→ **Given instruction**: Read the records below. Copy each line where the string "born" occurs.

→ **Dataset**:
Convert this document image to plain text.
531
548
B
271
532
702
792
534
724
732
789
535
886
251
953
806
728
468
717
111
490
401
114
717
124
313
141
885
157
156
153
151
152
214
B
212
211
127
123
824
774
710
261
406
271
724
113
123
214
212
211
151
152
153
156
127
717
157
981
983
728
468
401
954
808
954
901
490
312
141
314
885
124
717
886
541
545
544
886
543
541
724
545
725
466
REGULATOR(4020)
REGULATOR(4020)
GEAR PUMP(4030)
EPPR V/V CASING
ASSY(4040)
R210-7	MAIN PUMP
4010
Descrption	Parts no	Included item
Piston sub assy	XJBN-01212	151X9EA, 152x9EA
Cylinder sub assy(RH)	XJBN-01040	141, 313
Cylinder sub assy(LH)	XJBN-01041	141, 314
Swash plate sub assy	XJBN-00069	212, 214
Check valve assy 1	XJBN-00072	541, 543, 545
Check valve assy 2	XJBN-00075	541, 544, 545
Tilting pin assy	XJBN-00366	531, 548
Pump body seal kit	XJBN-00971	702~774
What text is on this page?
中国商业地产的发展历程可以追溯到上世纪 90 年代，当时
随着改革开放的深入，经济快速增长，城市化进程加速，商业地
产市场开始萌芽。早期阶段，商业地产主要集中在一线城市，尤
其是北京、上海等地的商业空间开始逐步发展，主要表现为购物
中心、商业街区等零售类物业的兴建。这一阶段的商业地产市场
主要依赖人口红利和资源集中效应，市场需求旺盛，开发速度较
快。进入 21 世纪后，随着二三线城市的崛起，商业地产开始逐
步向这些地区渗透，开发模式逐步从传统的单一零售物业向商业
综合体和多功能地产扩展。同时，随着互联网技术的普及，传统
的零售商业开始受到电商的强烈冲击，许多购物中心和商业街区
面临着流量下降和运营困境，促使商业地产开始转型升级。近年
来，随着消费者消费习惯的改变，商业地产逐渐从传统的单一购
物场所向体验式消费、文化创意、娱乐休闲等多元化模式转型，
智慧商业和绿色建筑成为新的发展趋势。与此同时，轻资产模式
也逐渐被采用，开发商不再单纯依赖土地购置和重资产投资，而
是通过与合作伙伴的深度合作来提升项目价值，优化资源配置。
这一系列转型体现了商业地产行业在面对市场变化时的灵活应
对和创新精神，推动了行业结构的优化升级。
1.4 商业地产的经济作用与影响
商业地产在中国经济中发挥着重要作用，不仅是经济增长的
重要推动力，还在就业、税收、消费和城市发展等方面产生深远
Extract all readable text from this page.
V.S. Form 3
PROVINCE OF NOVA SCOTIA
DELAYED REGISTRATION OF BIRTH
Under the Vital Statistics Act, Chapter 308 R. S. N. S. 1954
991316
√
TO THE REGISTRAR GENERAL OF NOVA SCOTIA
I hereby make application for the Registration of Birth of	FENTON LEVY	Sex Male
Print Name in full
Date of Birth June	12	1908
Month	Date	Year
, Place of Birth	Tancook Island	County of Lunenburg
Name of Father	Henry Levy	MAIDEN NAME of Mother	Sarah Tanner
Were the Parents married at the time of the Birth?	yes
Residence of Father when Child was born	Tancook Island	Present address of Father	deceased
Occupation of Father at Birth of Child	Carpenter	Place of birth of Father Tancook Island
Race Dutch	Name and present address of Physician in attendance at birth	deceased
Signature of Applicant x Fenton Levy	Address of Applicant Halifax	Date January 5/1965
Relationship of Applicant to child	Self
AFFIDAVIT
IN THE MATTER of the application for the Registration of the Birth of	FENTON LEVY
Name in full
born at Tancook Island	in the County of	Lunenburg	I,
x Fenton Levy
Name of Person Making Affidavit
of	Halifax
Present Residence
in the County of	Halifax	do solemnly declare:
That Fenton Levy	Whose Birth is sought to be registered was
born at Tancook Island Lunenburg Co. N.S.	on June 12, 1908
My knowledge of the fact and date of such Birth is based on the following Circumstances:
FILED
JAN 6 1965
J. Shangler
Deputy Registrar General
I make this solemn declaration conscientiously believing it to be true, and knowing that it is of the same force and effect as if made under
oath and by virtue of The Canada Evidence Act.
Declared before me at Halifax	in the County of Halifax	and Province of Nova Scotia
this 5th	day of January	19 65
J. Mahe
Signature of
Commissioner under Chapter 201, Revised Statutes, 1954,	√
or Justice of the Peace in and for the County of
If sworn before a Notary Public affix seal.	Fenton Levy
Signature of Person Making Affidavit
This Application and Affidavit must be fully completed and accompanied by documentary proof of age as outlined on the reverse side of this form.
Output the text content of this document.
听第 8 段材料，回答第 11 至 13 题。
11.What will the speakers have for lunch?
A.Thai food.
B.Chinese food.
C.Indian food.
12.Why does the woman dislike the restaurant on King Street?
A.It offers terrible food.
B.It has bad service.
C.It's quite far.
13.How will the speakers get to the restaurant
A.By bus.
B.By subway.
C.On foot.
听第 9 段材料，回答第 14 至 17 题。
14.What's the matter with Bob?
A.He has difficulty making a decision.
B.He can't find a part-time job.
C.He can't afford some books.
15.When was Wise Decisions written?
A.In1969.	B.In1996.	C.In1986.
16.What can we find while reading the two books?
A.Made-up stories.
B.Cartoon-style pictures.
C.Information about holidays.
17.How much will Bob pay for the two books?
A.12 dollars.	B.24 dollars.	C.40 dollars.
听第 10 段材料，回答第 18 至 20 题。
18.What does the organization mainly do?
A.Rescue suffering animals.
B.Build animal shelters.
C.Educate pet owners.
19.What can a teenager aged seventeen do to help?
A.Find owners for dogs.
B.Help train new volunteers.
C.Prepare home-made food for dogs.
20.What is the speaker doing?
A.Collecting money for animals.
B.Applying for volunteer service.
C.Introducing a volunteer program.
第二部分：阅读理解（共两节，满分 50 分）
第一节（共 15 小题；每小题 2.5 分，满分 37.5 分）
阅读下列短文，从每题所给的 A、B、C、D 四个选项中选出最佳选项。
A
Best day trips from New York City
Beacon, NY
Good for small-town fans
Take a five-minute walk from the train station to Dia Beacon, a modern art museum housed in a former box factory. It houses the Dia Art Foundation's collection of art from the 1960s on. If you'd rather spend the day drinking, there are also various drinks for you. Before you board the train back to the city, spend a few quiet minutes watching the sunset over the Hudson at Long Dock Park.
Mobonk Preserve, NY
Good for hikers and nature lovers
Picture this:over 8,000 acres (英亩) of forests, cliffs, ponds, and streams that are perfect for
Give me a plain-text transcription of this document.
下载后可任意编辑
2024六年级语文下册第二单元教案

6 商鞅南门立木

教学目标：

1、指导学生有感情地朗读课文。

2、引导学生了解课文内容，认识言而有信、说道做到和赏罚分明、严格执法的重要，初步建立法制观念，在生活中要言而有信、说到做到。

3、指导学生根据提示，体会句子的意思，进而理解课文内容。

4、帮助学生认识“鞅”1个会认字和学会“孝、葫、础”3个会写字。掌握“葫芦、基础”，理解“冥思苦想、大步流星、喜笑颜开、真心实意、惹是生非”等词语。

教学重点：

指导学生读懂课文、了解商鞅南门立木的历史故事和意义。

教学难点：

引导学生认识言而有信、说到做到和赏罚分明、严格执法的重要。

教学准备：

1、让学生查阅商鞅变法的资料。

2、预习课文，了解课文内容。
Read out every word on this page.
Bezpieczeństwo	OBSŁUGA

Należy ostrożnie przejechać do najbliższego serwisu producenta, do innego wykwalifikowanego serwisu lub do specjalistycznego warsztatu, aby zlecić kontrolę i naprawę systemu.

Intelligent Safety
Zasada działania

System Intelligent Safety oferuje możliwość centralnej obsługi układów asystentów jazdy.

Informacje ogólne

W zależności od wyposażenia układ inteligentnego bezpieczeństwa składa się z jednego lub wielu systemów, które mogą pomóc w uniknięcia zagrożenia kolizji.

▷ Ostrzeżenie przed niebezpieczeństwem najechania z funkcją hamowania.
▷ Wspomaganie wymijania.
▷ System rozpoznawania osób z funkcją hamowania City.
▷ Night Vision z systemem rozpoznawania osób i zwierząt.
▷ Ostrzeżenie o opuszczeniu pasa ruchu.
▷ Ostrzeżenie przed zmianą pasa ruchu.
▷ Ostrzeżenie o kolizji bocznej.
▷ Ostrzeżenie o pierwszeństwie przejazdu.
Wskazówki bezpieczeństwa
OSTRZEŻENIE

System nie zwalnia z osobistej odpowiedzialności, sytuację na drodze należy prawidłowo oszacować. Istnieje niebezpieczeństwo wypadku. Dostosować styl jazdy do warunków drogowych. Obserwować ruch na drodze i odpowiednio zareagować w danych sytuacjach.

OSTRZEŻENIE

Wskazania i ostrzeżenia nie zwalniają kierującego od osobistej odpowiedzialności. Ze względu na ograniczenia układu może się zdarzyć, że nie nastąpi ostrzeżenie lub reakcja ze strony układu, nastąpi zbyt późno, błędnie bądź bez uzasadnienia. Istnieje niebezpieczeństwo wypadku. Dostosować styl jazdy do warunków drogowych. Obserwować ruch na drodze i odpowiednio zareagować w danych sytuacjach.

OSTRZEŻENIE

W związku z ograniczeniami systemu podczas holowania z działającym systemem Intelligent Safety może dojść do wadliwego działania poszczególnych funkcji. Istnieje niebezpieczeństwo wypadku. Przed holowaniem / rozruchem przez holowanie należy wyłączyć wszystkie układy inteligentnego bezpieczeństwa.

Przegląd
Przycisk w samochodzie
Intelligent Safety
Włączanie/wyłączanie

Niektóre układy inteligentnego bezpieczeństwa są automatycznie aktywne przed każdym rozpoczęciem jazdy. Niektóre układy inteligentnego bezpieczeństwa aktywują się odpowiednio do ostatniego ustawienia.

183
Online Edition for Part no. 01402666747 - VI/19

→ **Solution to this task**:
Residence of Father when Child was born	Tancook Island	Present address of Father	deceased
born at Tancook Island	in the County of	Lunenburg	I,
born at Tancook Island Lunenburg Co. N.S.	on June 12, 1908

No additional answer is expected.